▽

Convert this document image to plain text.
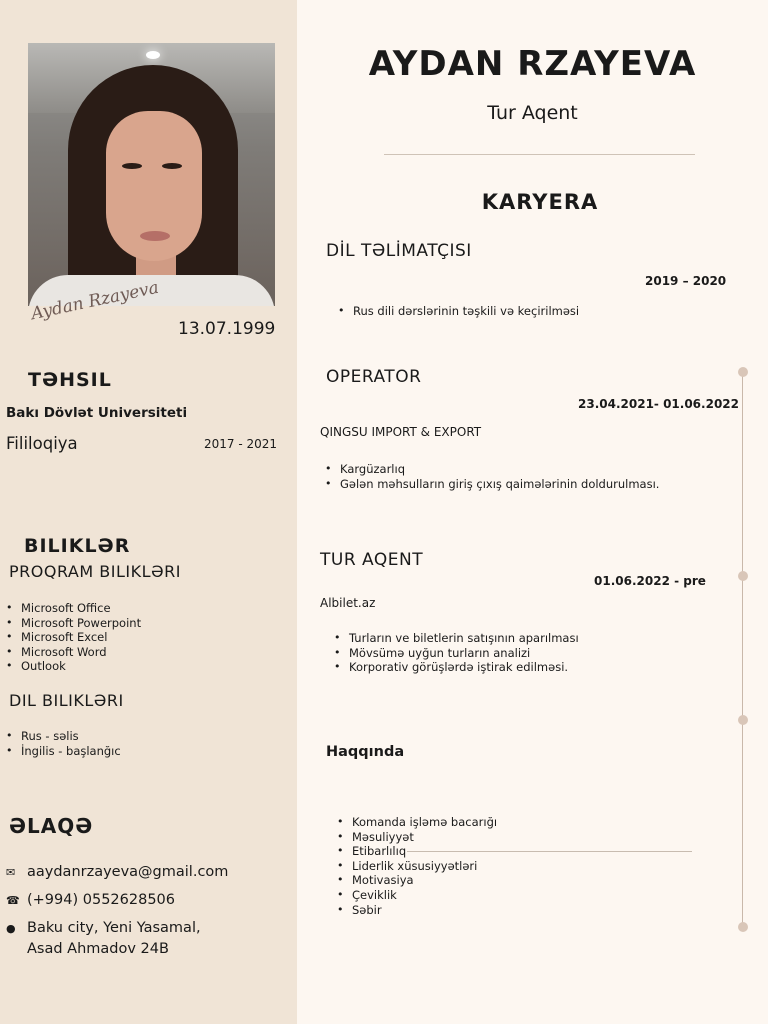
Aydan Rzayeva
13.07.1999
TƏHSIL
Bakı Dövlət Universiteti
Fililoqiya	2017 - 2021
BILIKLƏR
PROQRAM BILIKLƏRI
• Microsoft Office
• Microsoft Powerpoint
• Microsoft Excel
• Microsoft Word
• Outlook
DIL BILIKLƏRI
• Rus - səlis
• İngilis - başlanğıc
ƏLAQƏ
✉ aaydanrzayeva@gmail.com
☎ (+994) 0552628506
● Baku city, Yeni Yasamal,
Asad Ahmadov 24B
AYDAN RZAYEVA
Tur Aqent
KARYERA
DİL TƏLİMATÇISI
2019 – 2020
• Rus dili dərslərinin təşkili və keçirilməsi
OPERATOR
23.04.2021- 01.06.2022
QINGSU IMPORT & EXPORT
• Kargüzarlıq
• Gələn məhsulların giriş çıxış qaimələrinin doldurulması.
TUR AQENT
01.06.2022 - pre
Albilet.az
• Turların ve biletlerin satışının aparılması
• Mövsümə uyğun turların analizi
• Korporativ görüşlərdə iştirak edilməsi.
Haqqında
• Komanda işləmə bacarığı
• Məsuliyyət
• Etibarlılıq
• Liderlik xüsusiyyətləri
• Motivasiya
• Çeviklik
• Səbir
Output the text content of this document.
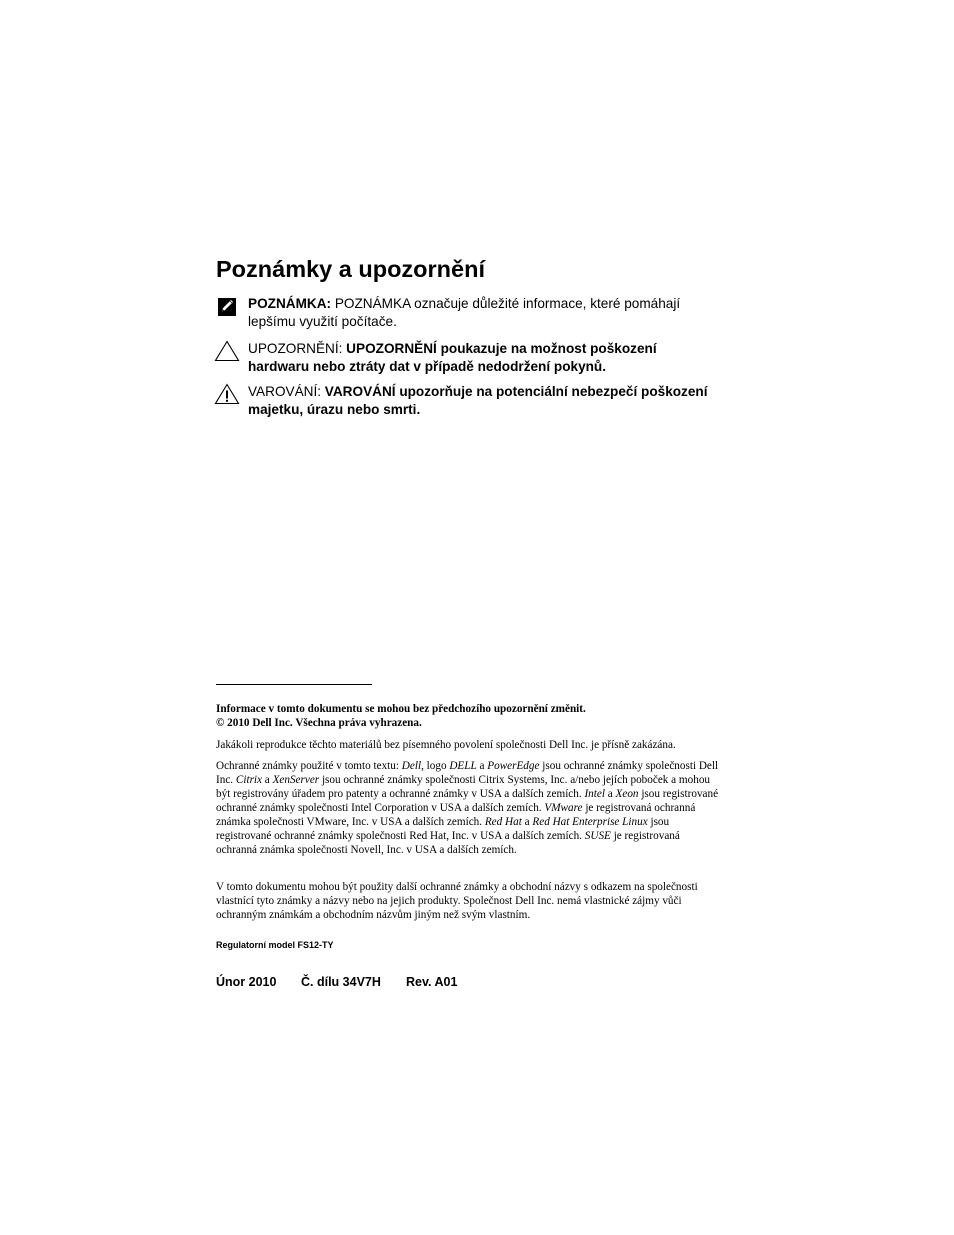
Poznámky a upozornění
POZNÁMKA: POZNÁMKA označuje důležité informace, které pomáhají lepšímu využití počítače.
UPOZORNĚNÍ: UPOZORNĚNÍ poukazuje na možnost poškození hardwaru nebo ztráty dat v případě nedodržení pokynů.
VAROVÁNÍ: VAROVÁNÍ upozorňuje na potenciální nebezpečí poškození majetku, úrazu nebo smrti.

Informace v tomto dokumentu se mohou bez předchozího upozornění změnit.
© 2010 Dell Inc. Všechna práva vyhrazena.

Jakákoli reprodukce těchto materiálů bez písemného povolení společnosti Dell Inc. je přísně zakázána.

Ochranné známky použité v tomto textu: Dell, logo DELL a PowerEdge jsou ochranné známky společnosti Dell Inc. Citrix a XenServer jsou ochranné známky společnosti Citrix Systems, Inc. a/nebo jejích poboček a mohou být registrovány úřadem pro patenty a ochranné známky v USA a dalších zemích. Intel a Xeon jsou registrované ochranné známky společnosti Intel Corporation v USA a dalších zemích. VMware je registrovaná ochranná známka společnosti VMware, Inc. v USA a dalších zemích. Red Hat a Red Hat Enterprise Linux jsou registrované ochranné známky společnosti Red Hat, Inc. v USA a dalších zemích. SUSE je registrovaná ochranná známka společnosti Novell, Inc. v USA a dalších zemích.

V tomto dokumentu mohou být použity další ochranné známky a obchodní názvy s odkazem na společnosti vlastnící tyto známky a názvy nebo na jejich produkty. Společnost Dell Inc. nemá vlastnické zájmy vůči ochranným známkám a obchodním názvům jiným než svým vlastním.

Regulatorní model FS12-TY
Únor 2010 Č. dílu 34V7H Rev. A01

△

WRITTEN PROBLEM. Pull out the lines above in which the word "this" appears.

ANSWER TO THE EXERCISE.
Convert this document image to plain text.
Output the text content of this document.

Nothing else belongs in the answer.